Work to be completed
What is needed is a copy of each line in the listing that contains "DEMOGRAPHIC".

Input records
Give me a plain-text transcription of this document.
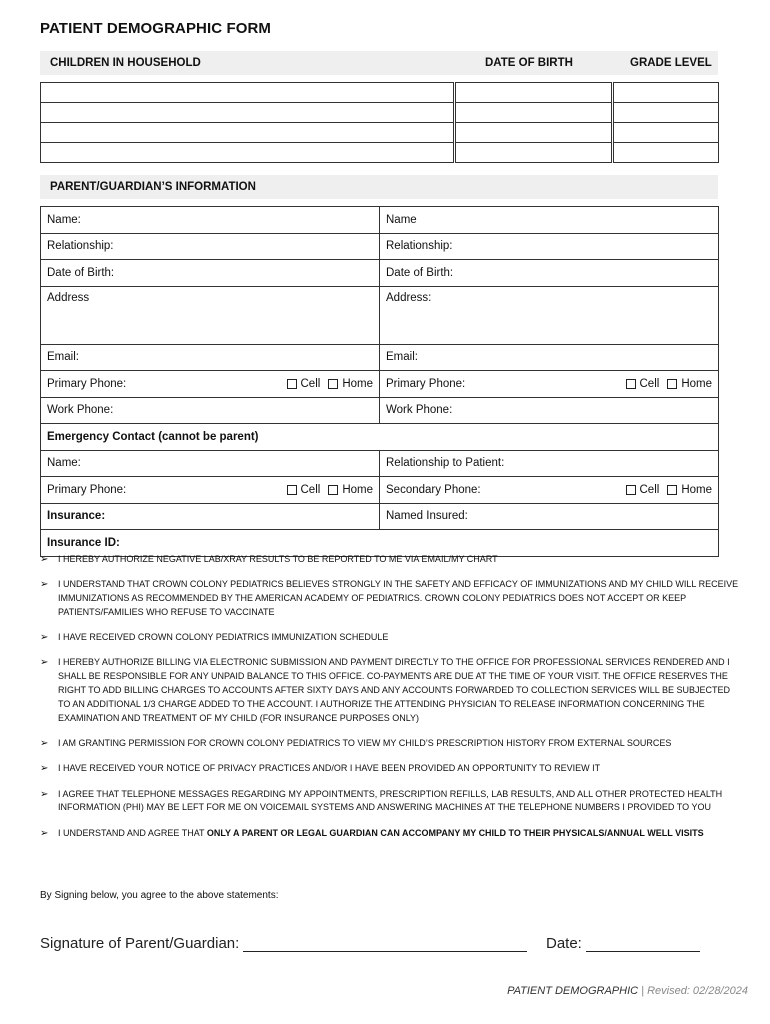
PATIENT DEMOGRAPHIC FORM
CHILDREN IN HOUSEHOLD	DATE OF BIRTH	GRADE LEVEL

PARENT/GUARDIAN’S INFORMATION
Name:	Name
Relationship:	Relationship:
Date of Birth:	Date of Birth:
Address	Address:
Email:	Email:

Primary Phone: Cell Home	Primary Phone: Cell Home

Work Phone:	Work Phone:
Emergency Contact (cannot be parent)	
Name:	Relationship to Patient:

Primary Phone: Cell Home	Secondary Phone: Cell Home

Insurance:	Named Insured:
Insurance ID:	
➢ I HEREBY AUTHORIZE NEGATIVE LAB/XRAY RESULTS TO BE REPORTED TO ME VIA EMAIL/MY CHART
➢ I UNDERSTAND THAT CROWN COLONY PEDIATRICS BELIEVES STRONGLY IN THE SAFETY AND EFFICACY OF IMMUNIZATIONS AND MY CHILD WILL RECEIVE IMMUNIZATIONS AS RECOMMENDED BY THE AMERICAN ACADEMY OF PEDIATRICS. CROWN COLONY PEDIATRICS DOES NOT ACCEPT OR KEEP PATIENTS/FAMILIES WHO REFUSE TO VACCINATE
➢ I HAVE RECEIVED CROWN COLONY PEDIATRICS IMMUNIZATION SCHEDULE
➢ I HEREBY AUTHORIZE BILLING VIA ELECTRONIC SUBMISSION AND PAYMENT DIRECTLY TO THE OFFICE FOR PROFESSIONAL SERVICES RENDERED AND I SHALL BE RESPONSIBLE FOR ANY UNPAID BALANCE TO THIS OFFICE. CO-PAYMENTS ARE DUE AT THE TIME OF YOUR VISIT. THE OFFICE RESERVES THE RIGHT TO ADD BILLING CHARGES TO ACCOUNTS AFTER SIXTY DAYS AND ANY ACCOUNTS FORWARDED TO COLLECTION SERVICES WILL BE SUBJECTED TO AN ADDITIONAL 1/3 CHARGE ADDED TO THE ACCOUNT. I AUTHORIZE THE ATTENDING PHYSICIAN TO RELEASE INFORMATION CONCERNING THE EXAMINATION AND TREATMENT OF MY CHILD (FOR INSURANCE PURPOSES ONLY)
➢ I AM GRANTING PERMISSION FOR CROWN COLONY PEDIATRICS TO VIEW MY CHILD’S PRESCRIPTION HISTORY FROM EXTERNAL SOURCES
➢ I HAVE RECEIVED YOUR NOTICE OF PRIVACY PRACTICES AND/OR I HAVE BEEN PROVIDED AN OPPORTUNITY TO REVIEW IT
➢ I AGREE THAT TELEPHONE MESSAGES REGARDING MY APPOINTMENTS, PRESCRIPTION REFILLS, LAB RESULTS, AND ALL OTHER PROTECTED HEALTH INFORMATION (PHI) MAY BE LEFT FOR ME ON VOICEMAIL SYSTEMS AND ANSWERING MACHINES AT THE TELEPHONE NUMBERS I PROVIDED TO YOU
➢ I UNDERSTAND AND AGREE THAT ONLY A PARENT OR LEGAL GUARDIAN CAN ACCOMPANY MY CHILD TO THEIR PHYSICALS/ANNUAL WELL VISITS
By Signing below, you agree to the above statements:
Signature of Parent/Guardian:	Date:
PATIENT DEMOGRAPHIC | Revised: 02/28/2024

Exercise response
PATIENT DEMOGRAPHIC FORM
PATIENT DEMOGRAPHIC | Revised: 02/28/2024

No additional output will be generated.